**The input**
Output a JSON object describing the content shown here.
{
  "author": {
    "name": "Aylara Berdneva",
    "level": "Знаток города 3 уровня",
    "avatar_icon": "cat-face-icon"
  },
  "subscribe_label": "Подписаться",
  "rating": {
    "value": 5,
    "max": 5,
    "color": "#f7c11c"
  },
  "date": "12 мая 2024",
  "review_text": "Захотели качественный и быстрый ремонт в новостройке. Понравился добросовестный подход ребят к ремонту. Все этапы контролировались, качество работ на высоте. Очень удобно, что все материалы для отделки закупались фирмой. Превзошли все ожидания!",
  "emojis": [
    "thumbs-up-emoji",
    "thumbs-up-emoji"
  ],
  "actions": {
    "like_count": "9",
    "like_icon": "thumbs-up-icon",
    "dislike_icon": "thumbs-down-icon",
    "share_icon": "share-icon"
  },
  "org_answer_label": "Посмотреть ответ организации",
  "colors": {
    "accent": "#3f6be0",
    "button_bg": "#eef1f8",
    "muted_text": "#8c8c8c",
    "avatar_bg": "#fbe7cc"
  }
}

**Problem to solve**
Copy every line verbatim.

**Worked solution**
Output a JSON object describing the content shown here.
{
  "author": {
    "name": "Aylara Berdneva",
    "level": "Знаток города 3 уровня",
    "avatar_icon": "cat-face-icon"
  },
  "subscribe_label": "Подписаться",
  "rating": {
    "value": 5,
    "max": 5,
    "color": "#f7c11c"
  },
  "date": "12 мая 2024",
  "review_text": "Захотели качественный и быстрый ремонт в новостройке. Понравился добросовестный подход ребят к ремонту. Все этапы контролировались, качество работ на высоте. Очень удобно, что все материалы для отделки закупались фирмой. Превзошли все ожидания!",
  "emojis": [
    "thumbs-up-emoji",
    "thumbs-up-emoji"
  ],
  "actions": {
    "like_count": "9",
    "like_icon": "thumbs-up-icon",
    "dislike_icon": "thumbs-down-icon",
    "share_icon": "share-icon"
  },
  "org_answer_label": "Посмотреть ответ организации",
  "colors": {
    "accent": "#3f6be0",
    "button_bg": "#eef1f8",
    "muted_text": "#8c8c8c",
    "avatar_bg": "#fbe7cc"
  }
}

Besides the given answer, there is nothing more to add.